# Information shown
((

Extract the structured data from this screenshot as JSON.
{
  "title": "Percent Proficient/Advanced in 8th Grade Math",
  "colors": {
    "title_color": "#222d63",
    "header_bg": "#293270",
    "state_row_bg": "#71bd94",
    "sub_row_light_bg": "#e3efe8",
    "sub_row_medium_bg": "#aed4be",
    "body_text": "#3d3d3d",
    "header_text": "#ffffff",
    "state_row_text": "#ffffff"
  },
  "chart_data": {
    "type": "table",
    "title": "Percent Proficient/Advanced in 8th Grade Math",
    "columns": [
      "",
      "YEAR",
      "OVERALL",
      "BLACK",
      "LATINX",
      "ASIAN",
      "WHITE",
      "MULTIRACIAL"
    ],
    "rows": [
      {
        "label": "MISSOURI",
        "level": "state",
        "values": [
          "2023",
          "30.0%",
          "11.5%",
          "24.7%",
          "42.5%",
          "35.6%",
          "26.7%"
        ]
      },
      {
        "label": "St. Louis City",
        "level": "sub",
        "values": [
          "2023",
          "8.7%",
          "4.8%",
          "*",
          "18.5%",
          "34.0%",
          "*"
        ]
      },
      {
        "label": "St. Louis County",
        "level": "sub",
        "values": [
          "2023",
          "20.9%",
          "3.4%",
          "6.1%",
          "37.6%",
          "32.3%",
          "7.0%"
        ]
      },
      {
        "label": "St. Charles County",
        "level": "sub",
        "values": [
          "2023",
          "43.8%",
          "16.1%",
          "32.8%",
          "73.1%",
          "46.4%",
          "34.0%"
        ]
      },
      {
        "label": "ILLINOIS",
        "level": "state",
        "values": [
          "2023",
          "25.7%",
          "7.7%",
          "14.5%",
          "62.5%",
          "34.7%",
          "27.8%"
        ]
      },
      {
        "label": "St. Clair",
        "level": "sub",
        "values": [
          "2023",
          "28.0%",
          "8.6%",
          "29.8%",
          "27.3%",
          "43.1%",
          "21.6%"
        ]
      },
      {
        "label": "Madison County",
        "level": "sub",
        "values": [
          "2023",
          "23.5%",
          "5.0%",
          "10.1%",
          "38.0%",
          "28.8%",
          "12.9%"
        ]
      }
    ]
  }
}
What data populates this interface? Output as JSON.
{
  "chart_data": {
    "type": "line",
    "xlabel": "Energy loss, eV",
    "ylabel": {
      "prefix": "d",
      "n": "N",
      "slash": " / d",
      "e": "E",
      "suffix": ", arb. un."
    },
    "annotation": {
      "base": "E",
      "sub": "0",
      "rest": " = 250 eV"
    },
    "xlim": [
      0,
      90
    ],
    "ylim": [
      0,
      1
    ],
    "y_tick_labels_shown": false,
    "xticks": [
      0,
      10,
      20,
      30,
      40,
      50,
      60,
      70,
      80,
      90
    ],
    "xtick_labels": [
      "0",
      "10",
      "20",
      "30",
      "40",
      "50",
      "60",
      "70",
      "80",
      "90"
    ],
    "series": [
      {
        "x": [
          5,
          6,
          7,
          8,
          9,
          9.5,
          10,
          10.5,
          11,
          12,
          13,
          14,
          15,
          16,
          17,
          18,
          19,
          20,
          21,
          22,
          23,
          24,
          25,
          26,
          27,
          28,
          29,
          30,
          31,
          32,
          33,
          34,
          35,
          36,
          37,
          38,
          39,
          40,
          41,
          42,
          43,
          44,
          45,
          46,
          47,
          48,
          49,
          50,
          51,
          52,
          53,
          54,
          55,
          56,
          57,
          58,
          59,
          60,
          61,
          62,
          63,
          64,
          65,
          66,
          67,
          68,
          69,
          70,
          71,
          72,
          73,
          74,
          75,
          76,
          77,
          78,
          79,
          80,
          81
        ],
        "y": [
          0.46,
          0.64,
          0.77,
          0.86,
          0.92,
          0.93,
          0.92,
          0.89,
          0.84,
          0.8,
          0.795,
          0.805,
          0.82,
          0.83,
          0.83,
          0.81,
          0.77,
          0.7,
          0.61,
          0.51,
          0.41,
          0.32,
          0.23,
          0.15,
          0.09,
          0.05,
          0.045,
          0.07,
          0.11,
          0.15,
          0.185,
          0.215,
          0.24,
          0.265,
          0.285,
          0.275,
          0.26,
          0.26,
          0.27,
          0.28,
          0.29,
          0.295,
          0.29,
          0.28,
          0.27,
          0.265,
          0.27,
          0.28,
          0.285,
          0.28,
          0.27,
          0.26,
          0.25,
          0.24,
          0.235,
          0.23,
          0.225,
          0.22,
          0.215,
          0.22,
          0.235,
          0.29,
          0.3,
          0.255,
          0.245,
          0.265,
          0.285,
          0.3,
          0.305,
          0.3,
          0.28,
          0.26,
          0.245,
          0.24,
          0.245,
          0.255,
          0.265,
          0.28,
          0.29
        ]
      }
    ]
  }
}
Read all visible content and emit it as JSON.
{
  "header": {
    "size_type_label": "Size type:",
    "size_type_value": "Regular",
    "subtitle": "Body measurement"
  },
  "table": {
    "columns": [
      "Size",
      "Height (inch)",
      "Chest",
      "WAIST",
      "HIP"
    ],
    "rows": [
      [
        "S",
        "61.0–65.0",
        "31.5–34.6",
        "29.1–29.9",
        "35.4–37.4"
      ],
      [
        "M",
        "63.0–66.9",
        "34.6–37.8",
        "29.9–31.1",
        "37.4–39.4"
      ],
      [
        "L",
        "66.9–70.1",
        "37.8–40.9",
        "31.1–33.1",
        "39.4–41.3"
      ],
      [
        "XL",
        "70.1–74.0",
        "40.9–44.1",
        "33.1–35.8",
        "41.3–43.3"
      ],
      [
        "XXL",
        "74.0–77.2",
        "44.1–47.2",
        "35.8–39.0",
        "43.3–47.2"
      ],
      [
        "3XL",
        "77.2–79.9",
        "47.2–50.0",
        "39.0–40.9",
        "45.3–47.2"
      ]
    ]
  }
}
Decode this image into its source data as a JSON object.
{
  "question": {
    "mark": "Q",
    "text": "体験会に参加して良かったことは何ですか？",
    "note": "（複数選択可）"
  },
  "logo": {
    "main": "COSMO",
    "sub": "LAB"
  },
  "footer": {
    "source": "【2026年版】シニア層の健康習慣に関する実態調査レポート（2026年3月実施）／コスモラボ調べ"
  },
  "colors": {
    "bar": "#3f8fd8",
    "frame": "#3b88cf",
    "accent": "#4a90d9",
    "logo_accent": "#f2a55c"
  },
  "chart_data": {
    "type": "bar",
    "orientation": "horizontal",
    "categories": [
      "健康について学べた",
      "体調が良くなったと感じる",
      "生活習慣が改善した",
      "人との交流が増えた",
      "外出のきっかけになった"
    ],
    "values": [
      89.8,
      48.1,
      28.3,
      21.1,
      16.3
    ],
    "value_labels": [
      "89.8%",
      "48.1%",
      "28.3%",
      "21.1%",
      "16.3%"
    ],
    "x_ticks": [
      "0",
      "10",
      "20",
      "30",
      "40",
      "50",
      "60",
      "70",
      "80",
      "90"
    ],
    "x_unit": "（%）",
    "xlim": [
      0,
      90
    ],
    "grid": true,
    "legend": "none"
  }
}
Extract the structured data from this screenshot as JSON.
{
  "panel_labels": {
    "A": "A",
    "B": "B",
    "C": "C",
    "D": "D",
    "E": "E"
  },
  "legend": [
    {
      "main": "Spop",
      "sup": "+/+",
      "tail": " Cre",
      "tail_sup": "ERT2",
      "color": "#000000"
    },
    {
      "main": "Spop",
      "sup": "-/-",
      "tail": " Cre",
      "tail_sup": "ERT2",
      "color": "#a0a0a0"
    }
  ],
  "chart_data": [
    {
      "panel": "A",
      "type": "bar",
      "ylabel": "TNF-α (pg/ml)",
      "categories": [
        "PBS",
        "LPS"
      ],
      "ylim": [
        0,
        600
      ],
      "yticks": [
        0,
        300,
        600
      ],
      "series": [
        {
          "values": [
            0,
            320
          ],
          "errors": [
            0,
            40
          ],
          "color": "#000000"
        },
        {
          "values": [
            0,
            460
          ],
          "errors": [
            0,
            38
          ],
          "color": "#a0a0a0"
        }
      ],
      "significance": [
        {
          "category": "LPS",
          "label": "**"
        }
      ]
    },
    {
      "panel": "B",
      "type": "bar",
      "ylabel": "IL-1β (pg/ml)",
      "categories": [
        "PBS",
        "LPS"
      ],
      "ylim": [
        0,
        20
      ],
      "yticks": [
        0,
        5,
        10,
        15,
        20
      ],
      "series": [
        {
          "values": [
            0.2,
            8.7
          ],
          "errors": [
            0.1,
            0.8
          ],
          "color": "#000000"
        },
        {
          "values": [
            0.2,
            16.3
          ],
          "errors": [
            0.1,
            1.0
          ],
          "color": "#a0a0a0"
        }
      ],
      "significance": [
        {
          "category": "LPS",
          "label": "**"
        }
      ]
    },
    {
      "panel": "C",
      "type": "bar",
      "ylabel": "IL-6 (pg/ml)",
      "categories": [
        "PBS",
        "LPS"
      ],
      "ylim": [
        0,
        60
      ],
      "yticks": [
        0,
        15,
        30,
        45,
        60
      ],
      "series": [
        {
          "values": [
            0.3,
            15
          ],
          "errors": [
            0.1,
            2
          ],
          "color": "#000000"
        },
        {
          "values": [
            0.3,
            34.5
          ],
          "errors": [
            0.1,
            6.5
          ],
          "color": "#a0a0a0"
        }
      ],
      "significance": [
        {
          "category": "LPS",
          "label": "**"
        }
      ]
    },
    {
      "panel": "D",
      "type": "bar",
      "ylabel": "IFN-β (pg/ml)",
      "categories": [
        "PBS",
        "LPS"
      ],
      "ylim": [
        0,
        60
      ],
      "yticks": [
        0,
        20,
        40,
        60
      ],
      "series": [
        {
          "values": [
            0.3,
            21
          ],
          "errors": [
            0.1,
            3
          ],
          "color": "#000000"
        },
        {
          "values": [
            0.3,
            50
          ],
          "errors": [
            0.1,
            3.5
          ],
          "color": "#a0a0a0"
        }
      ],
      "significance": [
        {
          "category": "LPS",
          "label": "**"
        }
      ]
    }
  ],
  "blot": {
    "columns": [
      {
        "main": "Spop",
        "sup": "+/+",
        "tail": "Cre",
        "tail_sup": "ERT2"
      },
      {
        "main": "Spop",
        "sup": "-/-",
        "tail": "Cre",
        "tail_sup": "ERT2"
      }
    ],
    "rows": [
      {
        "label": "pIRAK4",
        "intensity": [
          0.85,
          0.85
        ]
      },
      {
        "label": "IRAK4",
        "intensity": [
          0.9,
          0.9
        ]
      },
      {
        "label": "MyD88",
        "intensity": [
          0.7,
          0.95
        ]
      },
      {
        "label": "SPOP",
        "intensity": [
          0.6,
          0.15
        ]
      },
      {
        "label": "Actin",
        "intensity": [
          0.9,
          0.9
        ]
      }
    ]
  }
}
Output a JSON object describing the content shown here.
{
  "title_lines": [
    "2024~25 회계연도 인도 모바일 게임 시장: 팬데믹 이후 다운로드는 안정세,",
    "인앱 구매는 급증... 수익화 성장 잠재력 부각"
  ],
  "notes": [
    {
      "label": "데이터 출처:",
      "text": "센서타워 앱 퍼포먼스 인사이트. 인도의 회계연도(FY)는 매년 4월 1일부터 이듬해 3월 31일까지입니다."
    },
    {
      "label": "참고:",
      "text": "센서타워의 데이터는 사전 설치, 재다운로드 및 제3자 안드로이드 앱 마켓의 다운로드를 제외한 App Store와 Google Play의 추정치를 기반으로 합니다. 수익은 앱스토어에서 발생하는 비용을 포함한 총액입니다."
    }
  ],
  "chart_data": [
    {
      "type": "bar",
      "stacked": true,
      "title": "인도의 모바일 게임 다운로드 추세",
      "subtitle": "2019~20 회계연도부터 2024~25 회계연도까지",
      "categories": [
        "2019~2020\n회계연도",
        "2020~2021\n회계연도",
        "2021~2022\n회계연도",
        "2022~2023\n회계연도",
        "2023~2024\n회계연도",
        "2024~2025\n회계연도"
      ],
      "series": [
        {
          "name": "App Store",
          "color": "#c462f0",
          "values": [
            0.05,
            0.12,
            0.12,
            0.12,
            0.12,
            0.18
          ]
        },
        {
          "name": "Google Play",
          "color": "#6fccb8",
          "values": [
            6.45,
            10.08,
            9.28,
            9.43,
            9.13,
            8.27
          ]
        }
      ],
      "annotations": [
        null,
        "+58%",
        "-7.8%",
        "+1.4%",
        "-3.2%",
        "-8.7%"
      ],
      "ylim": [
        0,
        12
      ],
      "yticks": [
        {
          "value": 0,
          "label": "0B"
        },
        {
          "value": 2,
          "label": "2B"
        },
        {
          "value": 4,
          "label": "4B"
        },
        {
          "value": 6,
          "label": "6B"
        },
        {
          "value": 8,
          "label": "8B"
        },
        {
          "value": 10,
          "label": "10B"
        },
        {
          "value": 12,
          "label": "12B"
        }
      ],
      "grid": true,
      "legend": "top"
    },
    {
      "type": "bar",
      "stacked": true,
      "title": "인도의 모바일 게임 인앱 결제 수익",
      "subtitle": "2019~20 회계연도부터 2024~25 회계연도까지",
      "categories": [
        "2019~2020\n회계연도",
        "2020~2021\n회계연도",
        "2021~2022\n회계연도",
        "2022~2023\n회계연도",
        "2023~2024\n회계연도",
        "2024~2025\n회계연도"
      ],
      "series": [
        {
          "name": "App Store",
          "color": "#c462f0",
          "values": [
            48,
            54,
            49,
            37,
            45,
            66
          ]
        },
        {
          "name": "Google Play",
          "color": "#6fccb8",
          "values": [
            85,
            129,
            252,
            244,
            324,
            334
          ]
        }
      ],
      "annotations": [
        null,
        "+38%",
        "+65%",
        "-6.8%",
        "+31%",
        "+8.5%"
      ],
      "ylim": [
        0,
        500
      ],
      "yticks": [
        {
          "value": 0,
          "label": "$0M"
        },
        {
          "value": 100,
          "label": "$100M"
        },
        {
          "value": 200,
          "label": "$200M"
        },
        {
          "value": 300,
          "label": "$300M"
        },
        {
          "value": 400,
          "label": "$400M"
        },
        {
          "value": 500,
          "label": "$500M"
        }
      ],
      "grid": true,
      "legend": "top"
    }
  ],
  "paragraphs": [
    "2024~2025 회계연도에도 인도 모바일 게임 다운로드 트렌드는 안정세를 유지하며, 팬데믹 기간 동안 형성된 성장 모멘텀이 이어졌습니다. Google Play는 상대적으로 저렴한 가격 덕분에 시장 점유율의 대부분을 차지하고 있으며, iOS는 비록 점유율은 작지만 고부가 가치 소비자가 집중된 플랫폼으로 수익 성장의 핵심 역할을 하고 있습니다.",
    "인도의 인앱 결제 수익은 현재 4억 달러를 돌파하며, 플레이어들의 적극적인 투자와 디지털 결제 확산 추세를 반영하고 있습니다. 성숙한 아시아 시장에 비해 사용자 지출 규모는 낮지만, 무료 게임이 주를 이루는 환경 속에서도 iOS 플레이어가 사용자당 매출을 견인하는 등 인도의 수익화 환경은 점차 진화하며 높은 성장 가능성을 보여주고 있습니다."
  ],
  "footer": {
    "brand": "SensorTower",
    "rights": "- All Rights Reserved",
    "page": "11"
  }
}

))

# Exercise
Lines that include the word "JSON" are to be extracted from the data above.

# Exercise answer
Extract the structured data from this screenshot as JSON.
What data populates this interface? Output as JSON.
Read all visible content and emit it as JSON.
Decode this image into its source data as a JSON object.
Extract the structured data from this screenshot as JSON.
Output a JSON object describing the content shown here.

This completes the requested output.